* AIM OF THE TASK *
Without the pictures, output the records below word for word.

****************

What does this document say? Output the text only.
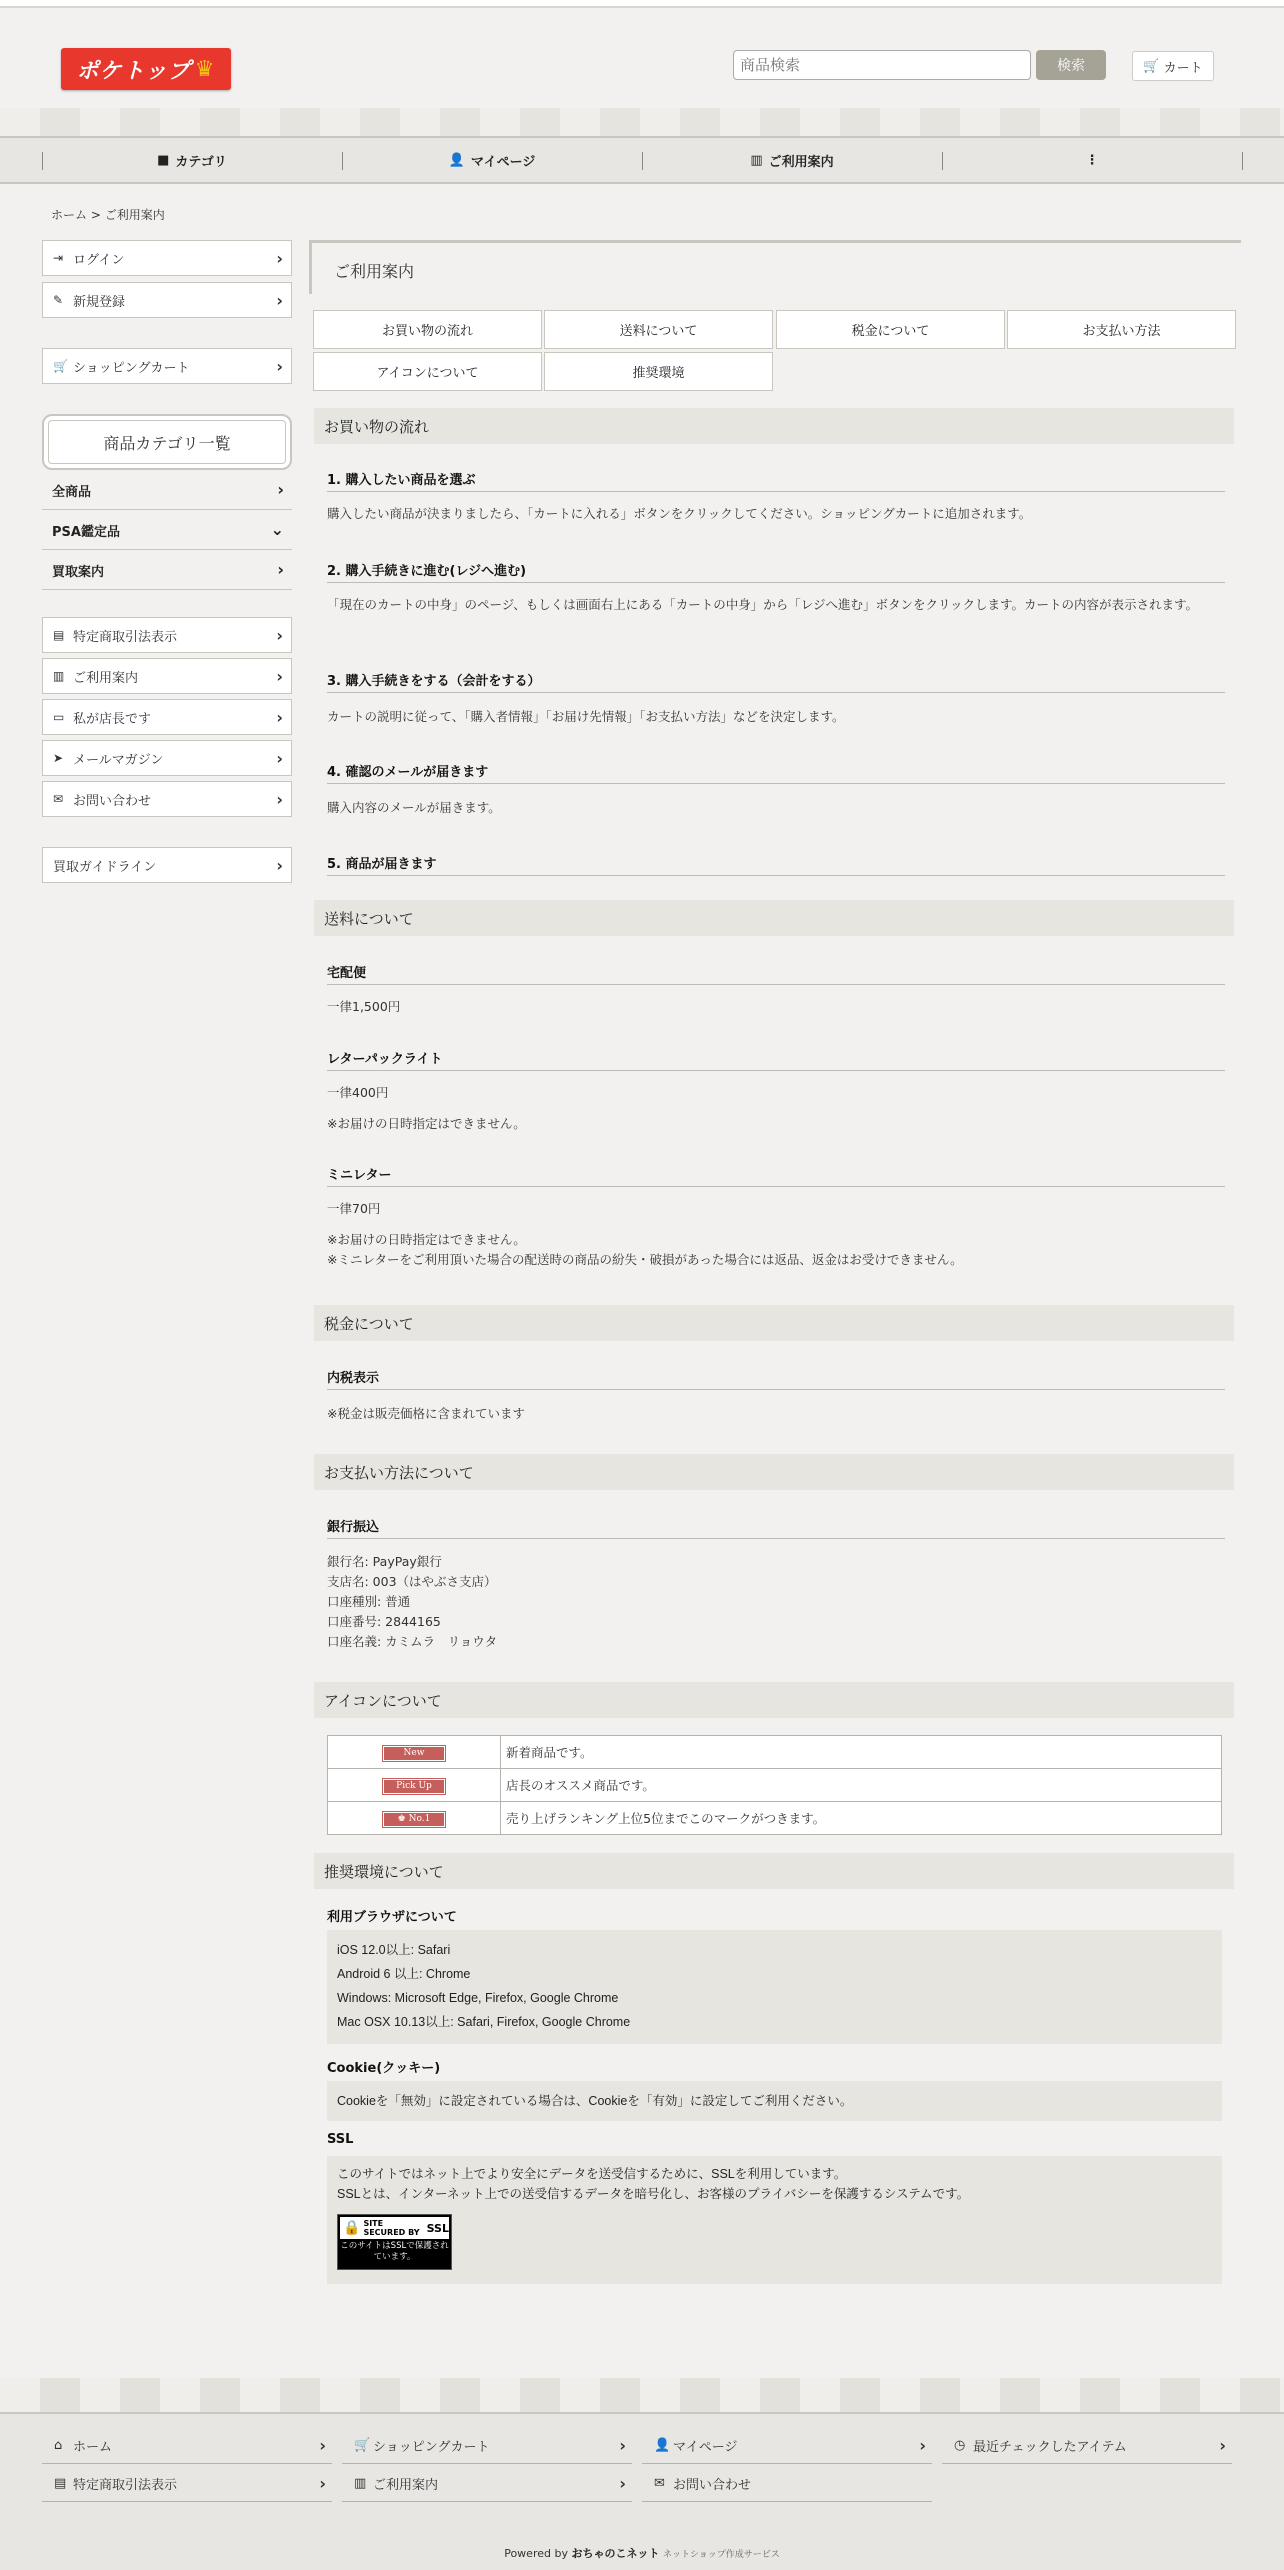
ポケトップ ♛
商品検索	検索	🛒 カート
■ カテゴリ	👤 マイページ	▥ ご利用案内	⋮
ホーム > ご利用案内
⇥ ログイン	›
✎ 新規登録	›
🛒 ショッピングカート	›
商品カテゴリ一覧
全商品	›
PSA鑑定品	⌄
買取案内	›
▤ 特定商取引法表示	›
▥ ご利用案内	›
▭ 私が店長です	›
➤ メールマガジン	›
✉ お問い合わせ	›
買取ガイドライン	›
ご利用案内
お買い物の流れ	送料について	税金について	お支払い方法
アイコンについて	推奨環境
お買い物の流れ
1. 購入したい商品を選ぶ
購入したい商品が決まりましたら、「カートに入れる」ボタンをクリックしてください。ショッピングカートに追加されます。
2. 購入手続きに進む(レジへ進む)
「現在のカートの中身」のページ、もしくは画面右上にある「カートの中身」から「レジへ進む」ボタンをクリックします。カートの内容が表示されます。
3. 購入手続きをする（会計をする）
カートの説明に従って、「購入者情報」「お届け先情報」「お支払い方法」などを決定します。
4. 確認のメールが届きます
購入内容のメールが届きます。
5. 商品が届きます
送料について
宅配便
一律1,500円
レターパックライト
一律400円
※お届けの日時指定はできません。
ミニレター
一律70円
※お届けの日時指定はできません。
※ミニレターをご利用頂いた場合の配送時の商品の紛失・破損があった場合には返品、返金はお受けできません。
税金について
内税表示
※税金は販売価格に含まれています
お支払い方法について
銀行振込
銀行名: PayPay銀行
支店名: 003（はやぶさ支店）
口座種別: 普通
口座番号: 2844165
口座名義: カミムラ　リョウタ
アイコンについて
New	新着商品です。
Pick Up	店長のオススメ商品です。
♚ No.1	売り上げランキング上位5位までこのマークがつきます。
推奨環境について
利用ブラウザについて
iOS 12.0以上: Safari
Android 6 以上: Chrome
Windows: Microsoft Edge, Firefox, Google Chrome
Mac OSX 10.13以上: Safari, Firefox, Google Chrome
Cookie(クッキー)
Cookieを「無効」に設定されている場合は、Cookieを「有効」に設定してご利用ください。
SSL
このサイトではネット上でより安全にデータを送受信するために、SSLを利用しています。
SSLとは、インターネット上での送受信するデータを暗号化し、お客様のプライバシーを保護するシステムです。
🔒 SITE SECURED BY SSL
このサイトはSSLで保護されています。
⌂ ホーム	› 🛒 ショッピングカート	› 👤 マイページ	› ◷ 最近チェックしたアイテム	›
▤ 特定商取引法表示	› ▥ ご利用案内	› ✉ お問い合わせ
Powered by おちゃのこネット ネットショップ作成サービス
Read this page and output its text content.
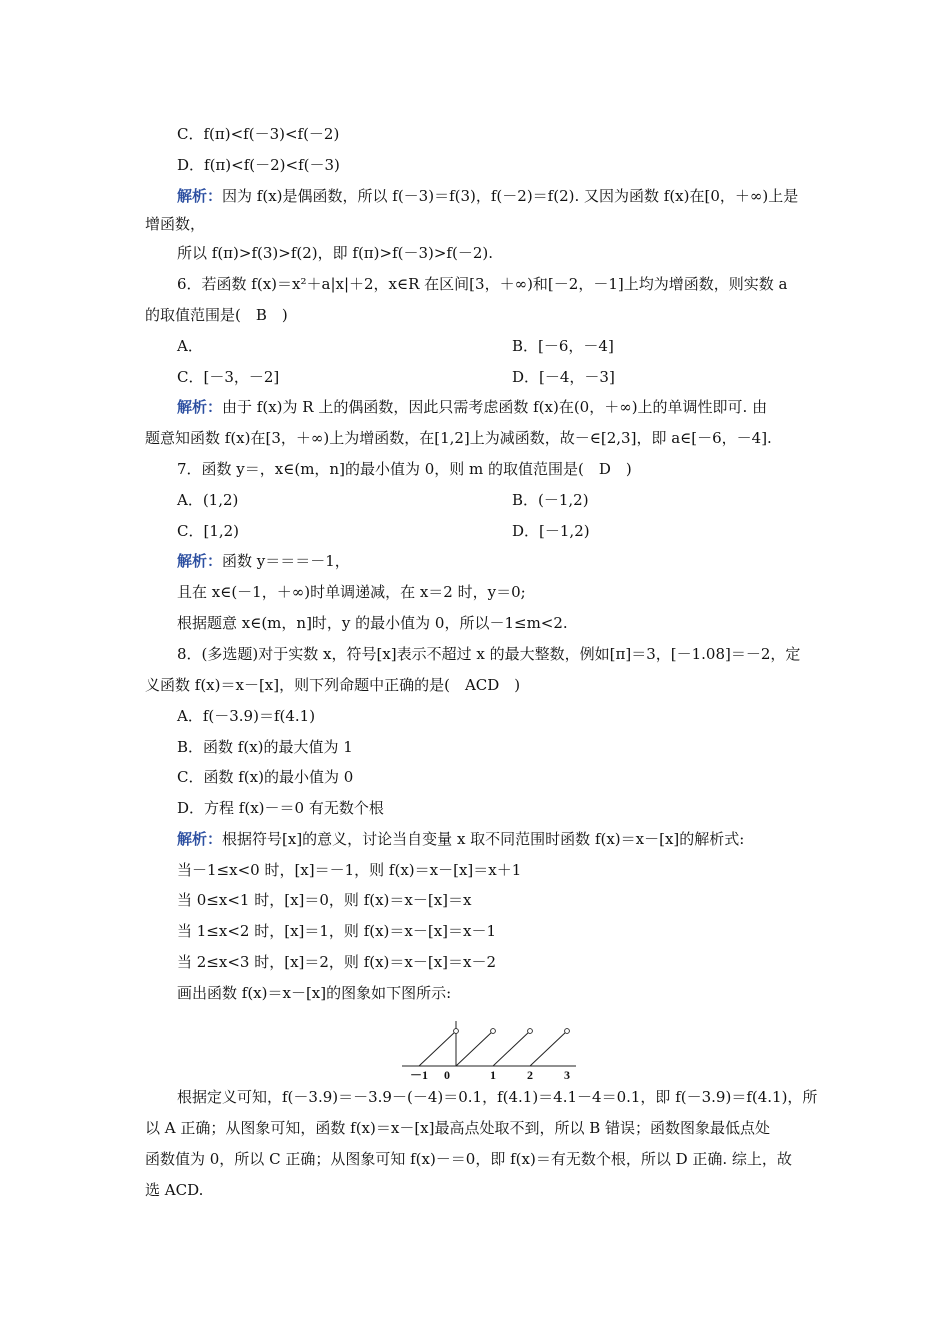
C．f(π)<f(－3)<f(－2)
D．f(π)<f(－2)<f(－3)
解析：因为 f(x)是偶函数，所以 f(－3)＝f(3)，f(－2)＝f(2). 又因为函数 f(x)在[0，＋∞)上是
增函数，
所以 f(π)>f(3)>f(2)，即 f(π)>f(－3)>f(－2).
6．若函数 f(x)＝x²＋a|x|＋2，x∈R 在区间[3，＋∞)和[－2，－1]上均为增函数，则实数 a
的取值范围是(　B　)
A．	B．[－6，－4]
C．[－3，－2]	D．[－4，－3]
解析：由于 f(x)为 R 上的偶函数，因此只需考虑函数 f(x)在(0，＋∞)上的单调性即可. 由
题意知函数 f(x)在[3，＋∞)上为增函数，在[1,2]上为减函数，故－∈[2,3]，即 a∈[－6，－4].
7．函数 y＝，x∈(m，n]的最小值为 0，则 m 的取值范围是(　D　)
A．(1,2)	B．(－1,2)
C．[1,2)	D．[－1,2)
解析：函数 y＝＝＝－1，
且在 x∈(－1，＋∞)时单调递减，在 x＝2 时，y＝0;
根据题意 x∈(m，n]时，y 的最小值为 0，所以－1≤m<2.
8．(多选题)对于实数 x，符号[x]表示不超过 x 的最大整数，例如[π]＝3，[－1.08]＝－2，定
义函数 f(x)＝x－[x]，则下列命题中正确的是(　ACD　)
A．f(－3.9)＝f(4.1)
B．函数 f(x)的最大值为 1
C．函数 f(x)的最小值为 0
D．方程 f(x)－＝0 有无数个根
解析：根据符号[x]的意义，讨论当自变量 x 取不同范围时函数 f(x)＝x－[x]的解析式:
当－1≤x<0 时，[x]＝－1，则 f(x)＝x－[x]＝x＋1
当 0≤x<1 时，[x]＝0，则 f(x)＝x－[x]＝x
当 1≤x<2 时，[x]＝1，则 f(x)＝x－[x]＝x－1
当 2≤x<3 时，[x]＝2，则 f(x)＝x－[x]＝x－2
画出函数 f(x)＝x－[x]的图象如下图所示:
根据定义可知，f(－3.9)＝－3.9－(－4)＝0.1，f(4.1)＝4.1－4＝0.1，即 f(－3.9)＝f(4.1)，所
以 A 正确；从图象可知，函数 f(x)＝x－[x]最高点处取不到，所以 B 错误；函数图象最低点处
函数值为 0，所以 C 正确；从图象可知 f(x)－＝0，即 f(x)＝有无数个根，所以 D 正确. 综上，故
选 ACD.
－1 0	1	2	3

****************

* TASK ANSWER *
What does this document say? Output the text only.
ポケトップ ♛
商品検索	検索	🛒 カート
■ カテゴリ	👤 マイページ	▥ ご利用案内	⋮
ホーム > ご利用案内
⇥ ログイン	›
✎ 新規登録	›
🛒 ショッピングカート	›
商品カテゴリ一覧
全商品	›
PSA鑑定品	⌄
買取案内	›
▤ 特定商取引法表示	›
▥ ご利用案内	›
▭ 私が店長です	›
➤ メールマガジン	›
✉ お問い合わせ	›
買取ガイドライン	›
ご利用案内
お買い物の流れ	送料について	税金について	お支払い方法
アイコンについて	推奨環境
お買い物の流れ
1. 購入したい商品を選ぶ
購入したい商品が決まりましたら、「カートに入れる」ボタンをクリックしてください。ショッピングカートに追加されます。
2. 購入手続きに進む(レジへ進む)
「現在のカートの中身」のページ、もしくは画面右上にある「カートの中身」から「レジへ進む」ボタンをクリックします。カートの内容が表示されます。
3. 購入手続きをする（会計をする）
カートの説明に従って、「購入者情報」「お届け先情報」「お支払い方法」などを決定します。
4. 確認のメールが届きます
購入内容のメールが届きます。
5. 商品が届きます
送料について
宅配便
一律1,500円
レターパックライト
一律400円
※お届けの日時指定はできません。
ミニレター
一律70円
※お届けの日時指定はできません。
※ミニレターをご利用頂いた場合の配送時の商品の紛失・破損があった場合には返品、返金はお受けできません。
税金について
内税表示
※税金は販売価格に含まれています
お支払い方法について
銀行振込
銀行名: PayPay銀行
支店名: 003（はやぶさ支店）
口座種別: 普通
口座番号: 2844165
口座名義: カミムラ　リョウタ
アイコンについて
New	新着商品です。
Pick Up	店長のオススメ商品です。
♚ No.1	売り上げランキング上位5位までこのマークがつきます。
推奨環境について
利用ブラウザについて
iOS 12.0以上: Safari
Android 6 以上: Chrome
Windows: Microsoft Edge, Firefox, Google Chrome
Mac OSX 10.13以上: Safari, Firefox, Google Chrome
Cookie(クッキー)
Cookieを「無効」に設定されている場合は、Cookieを「有効」に設定してご利用ください。
SSL
このサイトではネット上でより安全にデータを送受信するために、SSLを利用しています。
SSLとは、インターネット上での送受信するデータを暗号化し、お客様のプライバシーを保護するシステムです。
🔒 SITE SECURED BY SSL
このサイトはSSLで保護されています。
⌂ ホーム	› 🛒 ショッピングカート	› 👤 マイページ	› ◷ 最近チェックしたアイテム	›
▤ 特定商取引法表示	› ▥ ご利用案内	› ✉ お問い合わせ
Powered by おちゃのこネット ネットショップ作成サービス
Read this page and output its text content.
C．f(π)<f(－3)<f(－2)
D．f(π)<f(－2)<f(－3)
解析：因为 f(x)是偶函数，所以 f(－3)＝f(3)，f(－2)＝f(2). 又因为函数 f(x)在[0，＋∞)上是
增函数，
所以 f(π)>f(3)>f(2)，即 f(π)>f(－3)>f(－2).
6．若函数 f(x)＝x²＋a|x|＋2，x∈R 在区间[3，＋∞)和[－2，－1]上均为增函数，则实数 a
的取值范围是(　B　)
A．	B．[－6，－4]
C．[－3，－2]	D．[－4，－3]
解析：由于 f(x)为 R 上的偶函数，因此只需考虑函数 f(x)在(0，＋∞)上的单调性即可. 由
题意知函数 f(x)在[3，＋∞)上为增函数，在[1,2]上为减函数，故－∈[2,3]，即 a∈[－6，－4].
7．函数 y＝，x∈(m，n]的最小值为 0，则 m 的取值范围是(　D　)
A．(1,2)	B．(－1,2)
C．[1,2)	D．[－1,2)
解析：函数 y＝＝＝－1，
且在 x∈(－1，＋∞)时单调递减，在 x＝2 时，y＝0;
根据题意 x∈(m，n]时，y 的最小值为 0，所以－1≤m<2.
8．(多选题)对于实数 x，符号[x]表示不超过 x 的最大整数，例如[π]＝3，[－1.08]＝－2，定
义函数 f(x)＝x－[x]，则下列命题中正确的是(　ACD　)
A．f(－3.9)＝f(4.1)
B．函数 f(x)的最大值为 1
C．函数 f(x)的最小值为 0
D．方程 f(x)－＝0 有无数个根
解析：根据符号[x]的意义，讨论当自变量 x 取不同范围时函数 f(x)＝x－[x]的解析式:
当－1≤x<0 时，[x]＝－1，则 f(x)＝x－[x]＝x＋1
当 0≤x<1 时，[x]＝0，则 f(x)＝x－[x]＝x
当 1≤x<2 时，[x]＝1，则 f(x)＝x－[x]＝x－1
当 2≤x<3 时，[x]＝2，则 f(x)＝x－[x]＝x－2
画出函数 f(x)＝x－[x]的图象如下图所示:
根据定义可知，f(－3.9)＝－3.9－(－4)＝0.1，f(4.1)＝4.1－4＝0.1，即 f(－3.9)＝f(4.1)，所
以 A 正确；从图象可知，函数 f(x)＝x－[x]最高点处取不到，所以 B 错误；函数图象最低点处
函数值为 0，所以 C 正确；从图象可知 f(x)－＝0，即 f(x)＝有无数个根，所以 D 正确. 综上，故
选 ACD.
－1 0	1	2	3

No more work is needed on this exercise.